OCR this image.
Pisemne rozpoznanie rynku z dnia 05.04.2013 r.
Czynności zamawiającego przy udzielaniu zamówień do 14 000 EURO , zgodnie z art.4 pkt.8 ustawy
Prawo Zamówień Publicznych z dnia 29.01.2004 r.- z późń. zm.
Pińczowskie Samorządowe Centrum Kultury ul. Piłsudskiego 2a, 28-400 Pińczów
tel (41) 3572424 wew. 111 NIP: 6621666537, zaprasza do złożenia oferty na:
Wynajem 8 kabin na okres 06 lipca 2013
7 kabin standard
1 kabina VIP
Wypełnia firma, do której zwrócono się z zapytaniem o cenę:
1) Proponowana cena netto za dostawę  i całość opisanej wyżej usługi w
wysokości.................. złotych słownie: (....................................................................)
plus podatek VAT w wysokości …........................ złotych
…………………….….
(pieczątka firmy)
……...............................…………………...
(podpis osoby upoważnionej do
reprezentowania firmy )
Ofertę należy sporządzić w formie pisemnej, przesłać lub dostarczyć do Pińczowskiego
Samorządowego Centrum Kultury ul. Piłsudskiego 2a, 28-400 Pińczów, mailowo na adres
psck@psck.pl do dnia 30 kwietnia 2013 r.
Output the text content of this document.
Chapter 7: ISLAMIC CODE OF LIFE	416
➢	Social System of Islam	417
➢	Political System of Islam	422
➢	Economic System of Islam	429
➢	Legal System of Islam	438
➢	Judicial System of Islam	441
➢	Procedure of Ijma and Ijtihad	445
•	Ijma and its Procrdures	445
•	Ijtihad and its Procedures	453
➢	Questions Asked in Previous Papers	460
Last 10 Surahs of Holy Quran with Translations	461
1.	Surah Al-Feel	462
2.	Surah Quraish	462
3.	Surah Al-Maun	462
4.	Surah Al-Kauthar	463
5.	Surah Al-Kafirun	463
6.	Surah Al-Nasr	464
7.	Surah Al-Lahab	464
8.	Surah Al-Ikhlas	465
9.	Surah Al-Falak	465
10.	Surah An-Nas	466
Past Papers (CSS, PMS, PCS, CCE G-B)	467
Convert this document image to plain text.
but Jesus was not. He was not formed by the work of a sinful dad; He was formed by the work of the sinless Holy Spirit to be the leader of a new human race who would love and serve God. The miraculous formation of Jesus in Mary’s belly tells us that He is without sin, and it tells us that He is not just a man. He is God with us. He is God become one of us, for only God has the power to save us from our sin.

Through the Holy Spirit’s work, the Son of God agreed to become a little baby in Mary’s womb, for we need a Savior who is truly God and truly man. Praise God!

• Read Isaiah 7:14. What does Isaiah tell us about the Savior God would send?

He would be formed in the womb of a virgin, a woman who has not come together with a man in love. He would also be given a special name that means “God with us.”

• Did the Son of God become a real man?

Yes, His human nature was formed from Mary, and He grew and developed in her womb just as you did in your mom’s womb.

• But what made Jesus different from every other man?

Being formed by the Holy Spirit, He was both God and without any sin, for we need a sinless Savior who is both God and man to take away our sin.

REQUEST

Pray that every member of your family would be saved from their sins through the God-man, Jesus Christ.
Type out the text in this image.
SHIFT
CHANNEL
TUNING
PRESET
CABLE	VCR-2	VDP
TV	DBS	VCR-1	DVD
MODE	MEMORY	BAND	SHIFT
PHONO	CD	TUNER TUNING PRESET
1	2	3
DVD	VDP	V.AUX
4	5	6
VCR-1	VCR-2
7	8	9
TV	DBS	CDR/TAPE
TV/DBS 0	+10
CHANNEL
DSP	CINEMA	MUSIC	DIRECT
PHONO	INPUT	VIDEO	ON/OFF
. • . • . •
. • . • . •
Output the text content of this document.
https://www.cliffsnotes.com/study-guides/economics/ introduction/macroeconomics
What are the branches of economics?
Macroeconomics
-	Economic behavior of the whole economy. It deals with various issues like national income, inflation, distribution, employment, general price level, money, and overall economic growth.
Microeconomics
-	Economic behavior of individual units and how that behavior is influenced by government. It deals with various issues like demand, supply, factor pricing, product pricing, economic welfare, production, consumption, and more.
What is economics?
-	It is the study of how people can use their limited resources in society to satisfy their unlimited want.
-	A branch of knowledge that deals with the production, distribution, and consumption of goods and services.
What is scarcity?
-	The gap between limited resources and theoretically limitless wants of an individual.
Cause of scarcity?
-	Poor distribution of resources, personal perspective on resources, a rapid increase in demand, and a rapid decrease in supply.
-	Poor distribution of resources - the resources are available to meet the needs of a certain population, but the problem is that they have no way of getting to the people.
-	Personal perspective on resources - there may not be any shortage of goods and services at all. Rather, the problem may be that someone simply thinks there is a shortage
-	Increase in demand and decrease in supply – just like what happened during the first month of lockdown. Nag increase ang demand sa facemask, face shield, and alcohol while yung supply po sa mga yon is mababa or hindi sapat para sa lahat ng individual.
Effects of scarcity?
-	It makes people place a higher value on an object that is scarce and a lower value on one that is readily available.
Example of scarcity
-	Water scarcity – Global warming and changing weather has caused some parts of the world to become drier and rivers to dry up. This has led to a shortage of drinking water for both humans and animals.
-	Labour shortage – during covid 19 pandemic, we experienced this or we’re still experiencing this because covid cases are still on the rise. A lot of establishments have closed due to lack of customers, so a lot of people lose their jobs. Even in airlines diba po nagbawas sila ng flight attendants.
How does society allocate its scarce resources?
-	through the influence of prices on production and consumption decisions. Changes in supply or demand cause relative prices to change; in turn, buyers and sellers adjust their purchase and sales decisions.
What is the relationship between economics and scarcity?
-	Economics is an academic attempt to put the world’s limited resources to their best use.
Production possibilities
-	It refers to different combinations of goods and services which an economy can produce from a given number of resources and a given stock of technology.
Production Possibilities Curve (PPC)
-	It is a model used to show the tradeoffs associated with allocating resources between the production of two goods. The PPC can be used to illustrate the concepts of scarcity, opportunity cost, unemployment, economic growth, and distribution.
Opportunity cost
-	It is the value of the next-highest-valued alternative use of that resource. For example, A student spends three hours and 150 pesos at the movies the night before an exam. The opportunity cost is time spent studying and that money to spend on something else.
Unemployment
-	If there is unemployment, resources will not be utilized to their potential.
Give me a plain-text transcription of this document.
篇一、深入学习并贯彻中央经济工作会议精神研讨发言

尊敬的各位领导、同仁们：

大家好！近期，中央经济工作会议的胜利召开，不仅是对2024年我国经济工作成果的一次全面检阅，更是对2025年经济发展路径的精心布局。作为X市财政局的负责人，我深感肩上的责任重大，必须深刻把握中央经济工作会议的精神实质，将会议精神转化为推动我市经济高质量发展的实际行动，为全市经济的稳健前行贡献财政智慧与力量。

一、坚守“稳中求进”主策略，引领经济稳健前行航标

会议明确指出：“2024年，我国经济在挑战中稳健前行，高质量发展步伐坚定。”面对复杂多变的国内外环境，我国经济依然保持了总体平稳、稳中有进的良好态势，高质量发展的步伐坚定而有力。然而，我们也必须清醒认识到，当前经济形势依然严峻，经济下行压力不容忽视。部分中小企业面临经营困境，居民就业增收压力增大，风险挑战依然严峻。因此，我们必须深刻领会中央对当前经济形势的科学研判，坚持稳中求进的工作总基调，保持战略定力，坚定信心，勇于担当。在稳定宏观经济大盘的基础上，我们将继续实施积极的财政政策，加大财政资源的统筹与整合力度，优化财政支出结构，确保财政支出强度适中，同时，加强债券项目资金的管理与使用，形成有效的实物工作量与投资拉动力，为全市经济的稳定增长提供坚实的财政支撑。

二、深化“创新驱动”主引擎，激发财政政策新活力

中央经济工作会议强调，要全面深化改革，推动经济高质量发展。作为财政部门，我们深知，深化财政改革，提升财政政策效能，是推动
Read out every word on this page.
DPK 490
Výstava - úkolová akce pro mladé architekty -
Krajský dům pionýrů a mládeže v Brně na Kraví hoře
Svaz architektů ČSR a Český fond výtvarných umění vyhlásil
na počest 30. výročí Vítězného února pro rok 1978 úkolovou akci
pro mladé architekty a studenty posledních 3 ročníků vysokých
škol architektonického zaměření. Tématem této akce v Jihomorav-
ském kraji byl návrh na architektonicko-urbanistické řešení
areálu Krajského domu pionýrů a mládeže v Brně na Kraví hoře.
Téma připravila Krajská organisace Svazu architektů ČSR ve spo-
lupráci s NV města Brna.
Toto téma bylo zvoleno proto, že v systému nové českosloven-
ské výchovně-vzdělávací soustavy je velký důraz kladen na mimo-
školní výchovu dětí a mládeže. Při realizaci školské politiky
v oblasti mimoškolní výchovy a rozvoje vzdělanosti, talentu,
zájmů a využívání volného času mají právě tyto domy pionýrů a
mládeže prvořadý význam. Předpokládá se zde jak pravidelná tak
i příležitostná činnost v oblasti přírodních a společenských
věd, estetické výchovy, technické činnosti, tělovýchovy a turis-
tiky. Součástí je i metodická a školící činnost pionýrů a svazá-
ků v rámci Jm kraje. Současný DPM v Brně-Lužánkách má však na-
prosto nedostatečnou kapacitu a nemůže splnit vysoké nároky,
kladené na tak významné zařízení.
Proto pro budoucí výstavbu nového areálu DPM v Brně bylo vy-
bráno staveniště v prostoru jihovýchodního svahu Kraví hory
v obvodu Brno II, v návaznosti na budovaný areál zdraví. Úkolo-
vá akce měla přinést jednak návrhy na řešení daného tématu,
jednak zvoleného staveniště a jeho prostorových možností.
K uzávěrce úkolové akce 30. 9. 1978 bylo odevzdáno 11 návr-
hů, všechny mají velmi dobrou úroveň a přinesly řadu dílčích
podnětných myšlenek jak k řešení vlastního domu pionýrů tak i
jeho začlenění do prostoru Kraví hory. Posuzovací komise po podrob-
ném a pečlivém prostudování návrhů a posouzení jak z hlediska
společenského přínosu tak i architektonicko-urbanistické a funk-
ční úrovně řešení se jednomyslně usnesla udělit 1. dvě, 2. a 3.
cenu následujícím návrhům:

★ ★ ★ ★ ★

▶ [Directive] Copy out every line where the word "have" occurs.

▶ [Result]
-	Poor distribution of resources - the resources are available to meet the needs of a certain population, but the problem is that they have no way of getting to the people.
-	Labour shortage – during covid 19 pandemic, we experienced this or we’re still experiencing this because covid cases are still on the rise. A lot of establishments have closed due to lack of customers, so a lot of people lose their jobs. Even in airlines diba po nagbawas sila ng flight attendants.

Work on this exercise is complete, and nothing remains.